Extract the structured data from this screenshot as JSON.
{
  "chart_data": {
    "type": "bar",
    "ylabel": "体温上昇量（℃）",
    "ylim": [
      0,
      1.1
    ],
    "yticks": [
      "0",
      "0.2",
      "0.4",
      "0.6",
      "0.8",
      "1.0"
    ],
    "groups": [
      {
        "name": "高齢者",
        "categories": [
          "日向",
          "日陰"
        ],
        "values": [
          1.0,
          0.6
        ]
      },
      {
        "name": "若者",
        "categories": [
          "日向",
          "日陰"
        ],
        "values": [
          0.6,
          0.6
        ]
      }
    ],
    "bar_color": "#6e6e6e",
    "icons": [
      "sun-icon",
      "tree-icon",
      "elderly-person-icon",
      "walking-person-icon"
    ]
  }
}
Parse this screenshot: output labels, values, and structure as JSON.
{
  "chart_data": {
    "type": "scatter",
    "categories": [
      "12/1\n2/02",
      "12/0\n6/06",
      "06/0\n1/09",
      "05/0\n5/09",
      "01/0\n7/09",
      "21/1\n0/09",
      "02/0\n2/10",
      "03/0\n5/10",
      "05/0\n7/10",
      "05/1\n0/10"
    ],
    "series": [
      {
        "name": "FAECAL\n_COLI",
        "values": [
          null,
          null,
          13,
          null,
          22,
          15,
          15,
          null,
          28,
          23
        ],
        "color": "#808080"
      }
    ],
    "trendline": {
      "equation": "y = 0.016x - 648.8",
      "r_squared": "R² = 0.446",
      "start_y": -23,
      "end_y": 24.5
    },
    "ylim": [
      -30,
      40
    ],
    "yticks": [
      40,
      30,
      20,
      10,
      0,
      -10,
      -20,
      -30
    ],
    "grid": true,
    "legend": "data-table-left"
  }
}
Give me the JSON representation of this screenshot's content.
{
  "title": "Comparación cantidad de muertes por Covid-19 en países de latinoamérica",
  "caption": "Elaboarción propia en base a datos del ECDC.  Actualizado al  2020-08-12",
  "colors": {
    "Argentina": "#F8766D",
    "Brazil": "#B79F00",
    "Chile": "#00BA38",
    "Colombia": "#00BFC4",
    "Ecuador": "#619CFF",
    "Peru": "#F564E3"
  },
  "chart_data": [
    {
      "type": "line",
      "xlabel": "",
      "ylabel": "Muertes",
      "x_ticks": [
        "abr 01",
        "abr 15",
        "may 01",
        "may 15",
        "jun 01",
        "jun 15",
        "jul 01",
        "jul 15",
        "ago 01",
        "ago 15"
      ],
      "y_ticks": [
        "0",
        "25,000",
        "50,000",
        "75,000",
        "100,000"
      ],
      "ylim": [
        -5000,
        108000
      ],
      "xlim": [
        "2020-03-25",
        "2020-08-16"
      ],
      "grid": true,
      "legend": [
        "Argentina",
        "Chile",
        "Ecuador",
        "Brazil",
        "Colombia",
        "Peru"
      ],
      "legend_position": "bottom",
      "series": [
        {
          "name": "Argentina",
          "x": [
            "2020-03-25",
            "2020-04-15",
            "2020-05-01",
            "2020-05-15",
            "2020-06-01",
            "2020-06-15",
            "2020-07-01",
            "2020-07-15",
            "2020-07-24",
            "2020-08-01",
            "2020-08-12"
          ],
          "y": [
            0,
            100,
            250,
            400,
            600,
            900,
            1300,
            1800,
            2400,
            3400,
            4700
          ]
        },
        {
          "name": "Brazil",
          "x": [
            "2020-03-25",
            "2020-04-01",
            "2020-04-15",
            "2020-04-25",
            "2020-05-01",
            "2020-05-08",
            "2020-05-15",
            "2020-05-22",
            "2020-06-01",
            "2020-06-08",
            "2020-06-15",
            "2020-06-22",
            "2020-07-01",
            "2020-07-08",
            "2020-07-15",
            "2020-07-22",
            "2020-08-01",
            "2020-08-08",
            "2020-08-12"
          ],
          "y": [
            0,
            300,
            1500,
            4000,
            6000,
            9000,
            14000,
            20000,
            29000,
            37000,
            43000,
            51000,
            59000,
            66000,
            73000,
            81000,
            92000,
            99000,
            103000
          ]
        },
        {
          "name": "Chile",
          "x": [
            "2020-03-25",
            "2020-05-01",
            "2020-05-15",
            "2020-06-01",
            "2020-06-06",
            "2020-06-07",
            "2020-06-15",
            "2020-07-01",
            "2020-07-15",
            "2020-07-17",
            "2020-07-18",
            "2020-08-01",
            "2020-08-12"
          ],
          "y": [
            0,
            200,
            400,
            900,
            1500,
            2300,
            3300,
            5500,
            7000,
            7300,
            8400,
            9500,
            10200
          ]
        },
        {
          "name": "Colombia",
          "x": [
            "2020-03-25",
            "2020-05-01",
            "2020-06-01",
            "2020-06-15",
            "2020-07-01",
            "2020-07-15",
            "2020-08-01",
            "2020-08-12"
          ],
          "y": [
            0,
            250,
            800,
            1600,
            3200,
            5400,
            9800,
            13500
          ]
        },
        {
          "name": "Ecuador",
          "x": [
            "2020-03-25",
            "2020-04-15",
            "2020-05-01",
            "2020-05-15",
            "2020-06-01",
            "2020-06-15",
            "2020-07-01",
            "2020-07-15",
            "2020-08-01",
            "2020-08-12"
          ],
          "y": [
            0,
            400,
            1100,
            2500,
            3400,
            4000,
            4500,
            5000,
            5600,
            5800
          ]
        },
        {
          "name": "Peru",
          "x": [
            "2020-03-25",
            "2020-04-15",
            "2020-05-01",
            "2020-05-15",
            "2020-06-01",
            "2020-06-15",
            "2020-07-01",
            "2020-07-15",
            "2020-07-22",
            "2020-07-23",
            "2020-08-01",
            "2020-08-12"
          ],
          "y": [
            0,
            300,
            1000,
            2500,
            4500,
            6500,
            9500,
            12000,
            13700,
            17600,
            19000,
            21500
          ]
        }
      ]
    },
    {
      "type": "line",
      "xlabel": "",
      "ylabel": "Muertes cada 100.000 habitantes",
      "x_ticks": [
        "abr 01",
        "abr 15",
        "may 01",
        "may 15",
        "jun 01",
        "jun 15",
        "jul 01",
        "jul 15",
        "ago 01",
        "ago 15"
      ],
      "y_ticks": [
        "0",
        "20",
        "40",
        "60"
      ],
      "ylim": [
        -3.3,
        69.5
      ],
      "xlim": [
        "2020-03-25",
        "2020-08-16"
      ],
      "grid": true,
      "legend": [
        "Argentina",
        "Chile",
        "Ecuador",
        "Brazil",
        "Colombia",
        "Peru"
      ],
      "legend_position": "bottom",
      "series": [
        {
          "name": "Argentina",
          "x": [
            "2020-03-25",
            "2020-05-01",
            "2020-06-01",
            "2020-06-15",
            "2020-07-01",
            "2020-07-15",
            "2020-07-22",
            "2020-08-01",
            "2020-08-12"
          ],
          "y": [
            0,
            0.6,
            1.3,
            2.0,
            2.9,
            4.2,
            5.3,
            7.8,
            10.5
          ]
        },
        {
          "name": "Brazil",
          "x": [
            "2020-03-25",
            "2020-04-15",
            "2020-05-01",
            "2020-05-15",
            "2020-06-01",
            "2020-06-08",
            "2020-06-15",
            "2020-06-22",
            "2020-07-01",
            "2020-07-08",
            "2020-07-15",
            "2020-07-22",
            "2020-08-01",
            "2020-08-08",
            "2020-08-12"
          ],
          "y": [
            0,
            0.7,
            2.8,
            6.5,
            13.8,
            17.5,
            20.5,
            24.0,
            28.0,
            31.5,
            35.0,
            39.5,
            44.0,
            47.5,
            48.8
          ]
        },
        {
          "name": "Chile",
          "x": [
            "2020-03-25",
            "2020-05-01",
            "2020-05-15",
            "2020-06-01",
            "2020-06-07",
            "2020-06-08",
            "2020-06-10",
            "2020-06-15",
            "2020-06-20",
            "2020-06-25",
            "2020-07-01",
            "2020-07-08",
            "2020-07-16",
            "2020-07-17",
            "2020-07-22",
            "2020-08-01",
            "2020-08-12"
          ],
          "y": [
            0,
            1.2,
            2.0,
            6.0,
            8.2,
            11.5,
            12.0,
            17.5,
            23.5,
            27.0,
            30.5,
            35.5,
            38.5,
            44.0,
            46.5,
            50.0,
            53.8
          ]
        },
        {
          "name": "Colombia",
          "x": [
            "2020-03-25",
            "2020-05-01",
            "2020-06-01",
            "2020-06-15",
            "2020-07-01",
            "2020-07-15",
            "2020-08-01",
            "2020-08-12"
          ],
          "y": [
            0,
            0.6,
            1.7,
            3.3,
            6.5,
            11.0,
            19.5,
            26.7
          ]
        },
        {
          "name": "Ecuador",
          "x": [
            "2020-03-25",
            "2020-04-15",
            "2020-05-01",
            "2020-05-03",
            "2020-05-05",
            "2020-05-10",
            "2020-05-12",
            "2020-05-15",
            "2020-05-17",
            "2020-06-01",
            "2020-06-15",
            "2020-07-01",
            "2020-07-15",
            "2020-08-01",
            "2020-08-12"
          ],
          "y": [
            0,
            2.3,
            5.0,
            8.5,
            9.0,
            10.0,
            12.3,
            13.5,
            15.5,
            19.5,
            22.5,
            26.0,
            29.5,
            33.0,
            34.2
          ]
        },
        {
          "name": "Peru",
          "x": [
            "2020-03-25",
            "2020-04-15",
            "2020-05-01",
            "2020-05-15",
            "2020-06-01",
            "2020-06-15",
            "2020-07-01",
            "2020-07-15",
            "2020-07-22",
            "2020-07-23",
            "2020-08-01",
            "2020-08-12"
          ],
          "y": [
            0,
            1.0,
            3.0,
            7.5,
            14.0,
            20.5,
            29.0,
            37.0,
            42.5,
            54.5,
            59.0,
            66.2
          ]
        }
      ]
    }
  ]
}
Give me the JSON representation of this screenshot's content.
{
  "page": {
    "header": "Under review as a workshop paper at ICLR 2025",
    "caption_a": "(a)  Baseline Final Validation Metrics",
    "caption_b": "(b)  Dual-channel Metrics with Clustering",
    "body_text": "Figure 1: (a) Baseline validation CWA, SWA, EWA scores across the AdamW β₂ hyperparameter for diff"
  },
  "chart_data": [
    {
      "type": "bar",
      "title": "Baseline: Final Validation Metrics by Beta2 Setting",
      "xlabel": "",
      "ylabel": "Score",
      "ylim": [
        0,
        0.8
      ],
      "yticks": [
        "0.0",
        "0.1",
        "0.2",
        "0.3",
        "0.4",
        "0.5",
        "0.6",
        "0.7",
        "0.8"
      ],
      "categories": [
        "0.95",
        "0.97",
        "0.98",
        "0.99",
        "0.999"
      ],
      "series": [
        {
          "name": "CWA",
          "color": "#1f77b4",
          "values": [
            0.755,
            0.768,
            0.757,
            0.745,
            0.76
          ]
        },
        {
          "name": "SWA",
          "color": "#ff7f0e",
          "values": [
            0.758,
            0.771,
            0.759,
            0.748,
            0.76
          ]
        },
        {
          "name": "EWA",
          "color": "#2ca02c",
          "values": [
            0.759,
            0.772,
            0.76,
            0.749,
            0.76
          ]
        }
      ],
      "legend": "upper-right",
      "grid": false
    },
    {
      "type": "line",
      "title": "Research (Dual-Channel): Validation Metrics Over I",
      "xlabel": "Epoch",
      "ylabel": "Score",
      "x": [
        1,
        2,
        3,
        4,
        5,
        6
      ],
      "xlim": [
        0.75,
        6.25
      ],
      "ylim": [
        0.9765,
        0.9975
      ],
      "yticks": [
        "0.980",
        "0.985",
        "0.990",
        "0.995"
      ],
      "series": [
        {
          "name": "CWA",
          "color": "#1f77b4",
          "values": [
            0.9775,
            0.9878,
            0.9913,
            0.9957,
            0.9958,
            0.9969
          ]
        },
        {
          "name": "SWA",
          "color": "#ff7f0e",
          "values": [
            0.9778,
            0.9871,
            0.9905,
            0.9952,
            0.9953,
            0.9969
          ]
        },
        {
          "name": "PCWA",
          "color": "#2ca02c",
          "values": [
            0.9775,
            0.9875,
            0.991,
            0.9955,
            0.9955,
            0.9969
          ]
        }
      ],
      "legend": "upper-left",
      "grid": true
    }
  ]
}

### EXERCISE BRIEF
Reply with the number of lines in the data that include the string "Final" and nothing else.

### SOLVED EXERCISE
2